When people are fearful and when it seems increasingly that events around them are out of their control, they tend to lock onto some tangible reality no matter how absurd. Doomsday scenarios have been part of civilization since the beginning of human existence on this planet traversing the cosmos.
Human nature seems to want as the Germans would say—Gotterdammerung. Perhaps there is some collected sense of subconscious judgment which humans wish upon the world and themselves.
Perhaps it is a recessive memory of being tossed out of paradise. All cultures mention a place from the forgotten regions of the past where there was joy, peace, love and abundance. The mists of time may have faded Aidenn, but it is there just out of reach of the human hand.
They longed for the past and the future to be somehow tied with the present. These people were our progenitors.
To face a hostile world was a psychological trauma with which our progenitors wrestled daily. To add to the trauma a great flood occurred which destroyed the current society and culture.

*Records to use*
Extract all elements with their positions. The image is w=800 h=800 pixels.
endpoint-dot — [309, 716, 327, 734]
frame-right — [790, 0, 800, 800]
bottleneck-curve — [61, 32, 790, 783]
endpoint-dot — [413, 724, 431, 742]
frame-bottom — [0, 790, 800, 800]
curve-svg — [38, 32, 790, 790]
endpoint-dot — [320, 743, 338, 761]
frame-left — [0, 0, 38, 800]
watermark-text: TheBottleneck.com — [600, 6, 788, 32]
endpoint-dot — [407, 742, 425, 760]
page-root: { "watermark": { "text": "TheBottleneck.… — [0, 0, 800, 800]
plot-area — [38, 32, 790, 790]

*Stated problem 1*
Repeat the passage on doomsday scenarios from "To face a hostile" to "society and culture.", keeping its wording intact.
*Stated problem 2*
Write out all the entries again, changing every "endpoint-dot" to "end-marker" and leaving everything else unchanged.

*Full solution 1*
To face a hostile world was a psychological trauma with which our progenitors wrestled daily. To add to the trauma a great flood occurred which destroyed the current society and culture.

*Full solution 2*
Extract all elements with their positions. The image is w=800 h=800 pixels.
end-marker — [309, 716, 327, 734]
frame-right — [790, 0, 800, 800]
bottleneck-curve — [61, 32, 790, 783]
end-marker — [413, 724, 431, 742]
frame-bottom — [0, 790, 800, 800]
curve-svg — [38, 32, 790, 790]
end-marker — [320, 743, 338, 761]
frame-left — [0, 0, 38, 800]
watermark-text: TheBottleneck.com — [600, 6, 788, 32]
end-marker — [407, 742, 425, 760]
page-root: { "watermark": { "text": "TheBottleneck.… — [0, 0, 800, 800]
plot-area — [38, 32, 790, 790]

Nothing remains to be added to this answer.